======== DOCUMENT ========

UNITED STATES
SECURITIES AND EXCHANGE COMMISSION
Washington, D.C. 20549

FORM 8-K


CURRENT REPORT

Pursuant to Section 13 or 15(d) of the Securities Exchange Act of 1934

August 26, 2011
Date of Report (Date of earliest event reported)

GREENLITE VENTURES INC.

(Exact name of registrant as specified in its charter)

N/A
(Former name or former address if changed since last report)

NEVADA 000-51773 91-2170874
(State or other jurisdiction of (Commission File (IRS Employer Identification No.)
incorporation) Number)  

Suite 201, 810 Peace Portal Drive  
Blaine, WA 98230
(Address of principal executive offices) (Zip Code)

(360) 318-3028
Registrant's telephone number, including area code

Check the appropriate box below if the Form 8-K filing is intended to simultaneously satisfy the filing obligation of the registrant under any of the following provisions:

____ Written communications pursuant to Rule 425 under the Securities Act (17 CFR 230.425)

____ Soliciting material pursuant to Rule 14a-12 under the Exchange Act (17 CFR 240.14a -12)

____ Pre-commencement communications pursuant to Rule 14d-2(b) under the Exchange Act (17 CFR 240.14d -2(b))

____ Pre-commencement communications pursuant to Rule 13e-4(c) under the Exchange Act (17 CFR 240.13e -4(c))


ITEM 3.02                UNREGISTERED SALES OF EQUITY SECURITIES.

======== GIVEN DATA ========

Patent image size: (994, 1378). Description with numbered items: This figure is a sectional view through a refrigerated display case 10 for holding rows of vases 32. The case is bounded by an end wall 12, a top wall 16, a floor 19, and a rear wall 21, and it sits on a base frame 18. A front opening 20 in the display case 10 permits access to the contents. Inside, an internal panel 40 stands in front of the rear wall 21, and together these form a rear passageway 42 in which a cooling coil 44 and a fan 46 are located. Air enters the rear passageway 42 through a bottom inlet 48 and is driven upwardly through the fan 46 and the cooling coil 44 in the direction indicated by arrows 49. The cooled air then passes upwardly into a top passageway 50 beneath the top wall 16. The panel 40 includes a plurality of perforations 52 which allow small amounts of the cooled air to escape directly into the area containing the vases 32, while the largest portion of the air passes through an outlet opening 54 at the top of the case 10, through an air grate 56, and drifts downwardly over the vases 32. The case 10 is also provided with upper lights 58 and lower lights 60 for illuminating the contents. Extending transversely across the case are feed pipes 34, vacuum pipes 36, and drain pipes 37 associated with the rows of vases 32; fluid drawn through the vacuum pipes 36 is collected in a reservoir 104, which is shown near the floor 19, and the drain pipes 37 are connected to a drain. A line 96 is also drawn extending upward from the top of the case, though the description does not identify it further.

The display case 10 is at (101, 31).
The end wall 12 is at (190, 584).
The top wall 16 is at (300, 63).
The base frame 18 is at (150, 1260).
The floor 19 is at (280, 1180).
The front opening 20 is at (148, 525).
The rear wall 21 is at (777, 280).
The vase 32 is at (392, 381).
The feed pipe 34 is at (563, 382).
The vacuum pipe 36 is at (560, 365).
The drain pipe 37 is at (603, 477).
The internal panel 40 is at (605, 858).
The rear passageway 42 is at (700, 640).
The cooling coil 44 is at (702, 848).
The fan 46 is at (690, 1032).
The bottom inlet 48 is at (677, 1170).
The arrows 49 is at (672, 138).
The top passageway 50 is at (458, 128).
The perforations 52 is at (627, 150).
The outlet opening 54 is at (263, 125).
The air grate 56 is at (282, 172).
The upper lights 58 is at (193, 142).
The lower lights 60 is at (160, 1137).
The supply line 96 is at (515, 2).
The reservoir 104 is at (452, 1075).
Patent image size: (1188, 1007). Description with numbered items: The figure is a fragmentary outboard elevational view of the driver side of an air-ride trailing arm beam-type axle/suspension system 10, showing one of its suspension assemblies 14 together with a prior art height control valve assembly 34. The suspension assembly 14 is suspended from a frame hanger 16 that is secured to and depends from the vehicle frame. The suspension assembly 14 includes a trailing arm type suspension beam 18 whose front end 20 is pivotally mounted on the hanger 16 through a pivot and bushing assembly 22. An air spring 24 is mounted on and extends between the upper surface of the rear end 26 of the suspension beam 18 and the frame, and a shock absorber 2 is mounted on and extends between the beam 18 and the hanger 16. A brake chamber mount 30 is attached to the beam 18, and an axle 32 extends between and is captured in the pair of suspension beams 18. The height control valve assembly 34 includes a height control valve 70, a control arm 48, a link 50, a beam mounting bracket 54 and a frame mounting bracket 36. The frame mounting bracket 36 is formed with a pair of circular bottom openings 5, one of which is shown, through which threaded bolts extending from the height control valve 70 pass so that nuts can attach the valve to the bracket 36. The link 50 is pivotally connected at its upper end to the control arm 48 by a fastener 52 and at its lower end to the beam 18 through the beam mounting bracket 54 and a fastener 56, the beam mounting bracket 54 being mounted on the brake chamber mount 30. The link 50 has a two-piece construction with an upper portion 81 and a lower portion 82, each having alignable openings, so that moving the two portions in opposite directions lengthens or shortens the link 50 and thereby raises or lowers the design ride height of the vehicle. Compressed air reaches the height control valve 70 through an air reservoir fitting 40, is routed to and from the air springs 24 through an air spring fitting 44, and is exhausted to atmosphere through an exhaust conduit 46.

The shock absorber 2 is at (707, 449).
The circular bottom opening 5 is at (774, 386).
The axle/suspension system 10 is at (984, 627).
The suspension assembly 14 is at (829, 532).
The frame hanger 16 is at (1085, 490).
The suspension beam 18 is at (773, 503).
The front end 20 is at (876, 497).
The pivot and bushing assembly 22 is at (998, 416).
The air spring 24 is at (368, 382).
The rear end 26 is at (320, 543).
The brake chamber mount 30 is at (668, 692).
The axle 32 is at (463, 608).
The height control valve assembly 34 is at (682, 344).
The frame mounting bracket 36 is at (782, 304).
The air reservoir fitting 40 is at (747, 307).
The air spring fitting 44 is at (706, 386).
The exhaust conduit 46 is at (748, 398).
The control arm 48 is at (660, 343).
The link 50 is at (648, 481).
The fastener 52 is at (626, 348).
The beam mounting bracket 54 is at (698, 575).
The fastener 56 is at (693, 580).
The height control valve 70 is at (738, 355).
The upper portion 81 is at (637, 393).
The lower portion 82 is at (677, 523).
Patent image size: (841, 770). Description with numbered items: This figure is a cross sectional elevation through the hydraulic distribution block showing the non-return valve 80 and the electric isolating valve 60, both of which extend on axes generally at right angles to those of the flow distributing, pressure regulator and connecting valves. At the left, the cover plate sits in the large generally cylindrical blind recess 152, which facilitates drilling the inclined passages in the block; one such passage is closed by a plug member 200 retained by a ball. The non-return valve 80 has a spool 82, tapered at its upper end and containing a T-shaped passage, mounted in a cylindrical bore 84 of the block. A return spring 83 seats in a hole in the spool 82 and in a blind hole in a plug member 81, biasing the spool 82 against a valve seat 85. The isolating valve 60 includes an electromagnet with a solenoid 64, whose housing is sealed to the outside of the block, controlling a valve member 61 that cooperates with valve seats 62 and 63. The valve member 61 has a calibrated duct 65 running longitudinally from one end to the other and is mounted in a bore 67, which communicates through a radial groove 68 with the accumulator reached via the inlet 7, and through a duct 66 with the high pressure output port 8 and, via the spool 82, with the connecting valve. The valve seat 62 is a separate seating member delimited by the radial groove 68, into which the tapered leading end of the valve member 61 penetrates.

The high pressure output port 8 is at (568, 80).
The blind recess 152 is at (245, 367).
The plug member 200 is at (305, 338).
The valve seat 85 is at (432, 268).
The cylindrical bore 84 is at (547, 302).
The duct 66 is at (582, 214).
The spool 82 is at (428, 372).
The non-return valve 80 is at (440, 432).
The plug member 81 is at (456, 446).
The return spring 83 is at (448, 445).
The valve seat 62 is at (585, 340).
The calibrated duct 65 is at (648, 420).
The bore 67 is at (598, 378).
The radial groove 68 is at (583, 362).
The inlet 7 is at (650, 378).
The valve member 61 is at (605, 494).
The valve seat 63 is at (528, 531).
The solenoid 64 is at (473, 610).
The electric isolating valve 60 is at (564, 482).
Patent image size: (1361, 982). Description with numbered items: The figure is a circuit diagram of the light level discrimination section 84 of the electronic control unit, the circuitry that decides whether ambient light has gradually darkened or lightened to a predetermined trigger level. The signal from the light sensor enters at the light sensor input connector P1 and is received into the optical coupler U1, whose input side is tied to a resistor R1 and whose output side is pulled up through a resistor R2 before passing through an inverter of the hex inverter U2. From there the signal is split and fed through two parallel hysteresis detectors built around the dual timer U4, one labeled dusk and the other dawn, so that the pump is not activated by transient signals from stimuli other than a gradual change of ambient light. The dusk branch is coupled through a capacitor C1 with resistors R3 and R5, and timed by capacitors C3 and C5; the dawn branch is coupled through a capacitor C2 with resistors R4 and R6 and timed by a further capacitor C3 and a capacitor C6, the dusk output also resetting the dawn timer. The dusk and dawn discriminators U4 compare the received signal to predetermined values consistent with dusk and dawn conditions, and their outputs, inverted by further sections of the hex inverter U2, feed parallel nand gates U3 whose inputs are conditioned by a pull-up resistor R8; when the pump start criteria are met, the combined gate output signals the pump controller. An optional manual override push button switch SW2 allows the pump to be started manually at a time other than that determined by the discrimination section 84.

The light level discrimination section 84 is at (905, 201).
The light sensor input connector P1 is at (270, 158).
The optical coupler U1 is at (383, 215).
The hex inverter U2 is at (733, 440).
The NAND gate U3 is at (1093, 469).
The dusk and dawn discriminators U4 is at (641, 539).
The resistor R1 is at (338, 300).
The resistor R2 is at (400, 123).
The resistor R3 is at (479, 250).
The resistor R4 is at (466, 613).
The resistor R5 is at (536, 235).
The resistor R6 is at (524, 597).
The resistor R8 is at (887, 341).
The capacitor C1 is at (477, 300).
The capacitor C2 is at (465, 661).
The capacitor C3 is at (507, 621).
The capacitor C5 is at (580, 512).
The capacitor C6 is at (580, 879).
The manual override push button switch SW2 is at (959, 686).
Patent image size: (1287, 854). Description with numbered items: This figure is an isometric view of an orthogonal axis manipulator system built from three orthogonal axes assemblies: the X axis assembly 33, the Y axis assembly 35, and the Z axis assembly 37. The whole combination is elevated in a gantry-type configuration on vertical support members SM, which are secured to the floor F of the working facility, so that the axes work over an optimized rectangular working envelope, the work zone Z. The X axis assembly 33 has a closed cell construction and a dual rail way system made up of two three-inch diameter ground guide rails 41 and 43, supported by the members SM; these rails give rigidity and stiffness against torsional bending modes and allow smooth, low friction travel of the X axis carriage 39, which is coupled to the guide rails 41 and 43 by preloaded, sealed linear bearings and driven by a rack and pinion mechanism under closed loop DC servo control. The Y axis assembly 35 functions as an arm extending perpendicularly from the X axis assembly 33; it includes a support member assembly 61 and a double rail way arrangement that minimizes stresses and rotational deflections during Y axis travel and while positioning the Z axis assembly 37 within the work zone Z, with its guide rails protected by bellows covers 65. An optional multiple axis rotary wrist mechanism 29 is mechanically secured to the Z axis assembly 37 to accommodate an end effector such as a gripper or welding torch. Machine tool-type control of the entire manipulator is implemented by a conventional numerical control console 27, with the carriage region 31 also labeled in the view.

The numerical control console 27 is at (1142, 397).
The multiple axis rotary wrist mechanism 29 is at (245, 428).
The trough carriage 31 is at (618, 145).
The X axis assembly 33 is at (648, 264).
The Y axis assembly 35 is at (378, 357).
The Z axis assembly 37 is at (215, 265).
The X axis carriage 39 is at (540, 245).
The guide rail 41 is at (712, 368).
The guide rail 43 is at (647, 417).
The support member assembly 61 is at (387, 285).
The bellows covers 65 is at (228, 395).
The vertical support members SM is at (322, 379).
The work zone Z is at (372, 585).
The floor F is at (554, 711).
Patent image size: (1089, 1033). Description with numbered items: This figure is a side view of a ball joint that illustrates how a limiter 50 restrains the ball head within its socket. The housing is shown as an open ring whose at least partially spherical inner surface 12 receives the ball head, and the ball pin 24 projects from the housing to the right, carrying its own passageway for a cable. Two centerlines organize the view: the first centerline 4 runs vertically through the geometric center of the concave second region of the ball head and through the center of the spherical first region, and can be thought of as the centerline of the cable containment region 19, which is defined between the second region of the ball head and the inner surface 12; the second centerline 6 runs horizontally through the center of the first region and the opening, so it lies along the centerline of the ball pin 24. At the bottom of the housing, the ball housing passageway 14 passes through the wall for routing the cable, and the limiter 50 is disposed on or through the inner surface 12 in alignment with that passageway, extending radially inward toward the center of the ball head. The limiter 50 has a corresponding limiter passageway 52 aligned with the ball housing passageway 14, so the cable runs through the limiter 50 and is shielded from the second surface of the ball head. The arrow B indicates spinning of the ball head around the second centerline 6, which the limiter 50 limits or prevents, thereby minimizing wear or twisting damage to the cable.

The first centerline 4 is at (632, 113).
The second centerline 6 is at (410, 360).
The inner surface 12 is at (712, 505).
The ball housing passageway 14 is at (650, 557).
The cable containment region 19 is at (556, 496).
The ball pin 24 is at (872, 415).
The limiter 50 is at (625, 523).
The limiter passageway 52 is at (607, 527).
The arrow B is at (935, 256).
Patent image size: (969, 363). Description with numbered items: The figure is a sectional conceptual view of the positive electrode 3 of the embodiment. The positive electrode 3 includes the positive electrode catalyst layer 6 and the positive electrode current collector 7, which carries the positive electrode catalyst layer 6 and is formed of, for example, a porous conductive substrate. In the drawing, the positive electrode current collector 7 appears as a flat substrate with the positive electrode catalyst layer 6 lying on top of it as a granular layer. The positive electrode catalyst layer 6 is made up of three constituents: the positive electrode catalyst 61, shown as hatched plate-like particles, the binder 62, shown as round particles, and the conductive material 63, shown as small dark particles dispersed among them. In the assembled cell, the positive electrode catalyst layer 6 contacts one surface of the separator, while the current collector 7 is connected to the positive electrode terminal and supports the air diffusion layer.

========

* [OBJECTIVE A]
For each statement about the Form 8-K, state whether it agrees with the document, answering yes or no and quoting the words that decide it: (i) the date of the report is August 26, 2011; (ii) the registrant is incorporated in Washington; (iii) the registrant's principal executive offices are located in Blaine, WA.
* [OBJECTIVE B]
Convert the records, from their first line up to and including the line containing "The feed pipe 34 is at (563, 382).", into a JSON list of strings, one string per line, with blank lines omitted.
The text and the records are unrelated and serve as independent material.

* [TASK OUTPUT A]
(i) Yes: "August 26, 2011"
(ii) No: "NEVADA"
(iii) Yes: "Blaine, WA 98230"

* [TASK OUTPUT B]
[
  "Patent image size: (994, 1378). Description with numbered items: This figure is a sectional view through a refrigerated display case 10 for holding rows of vases 32. The case is bounded by an end wall 12, a top wall 16, a floor 19, and a rear wall 21, and it sits on a base frame 18. A front opening 20 in the display case 10 permits access to the contents. Inside, an internal panel 40 stands in front of the rear wall 21, and together these form a rear passageway 42 in which a cooling coil 44 and a fan 46 are located. Air enters the rear passageway 42 through a bottom inlet 48 and is driven upwardly through the fan 46 and the cooling coil 44 in the direction indicated by arrows 49. The cooled air then passes upwardly into a top passageway 50 beneath the top wall 16. The panel 40 includes a plurality of perforations 52 which allow small amounts of the cooled air to escape directly into the area containing the vases 32, while the largest portion of the air passes through an outlet opening 54 at the top of the case 10, through an air grate 56, and drifts downwardly over the vases 32. The case 10 is also provided with upper lights 58 and lower lights 60 for illuminating the contents. Extending transversely across the case are feed pipes 34, vacuum pipes 36, and drain pipes 37 associated with the rows of vases 32; fluid drawn through the vacuum pipes 36 is collected in a reservoir 104, which is shown near the floor 19, and the drain pipes 37 are connected to a drain. A line 96 is also drawn extending upward from the top of the case, though the description does not identify it further.",
  "The display case 10 is at (101, 31).",
  "The end wall 12 is at (190, 584).",
  "The top wall 16 is at (300, 63).",
  "The base frame 18 is at (150, 1260).",
  "The floor 19 is at (280, 1180).",
  "The front opening 20 is at (148, 525).",
  "The rear wall 21 is at (777, 280).",
  "The vase 32 is at (392, 381).",
  "The feed pipe 34 is at (563, 382)."
]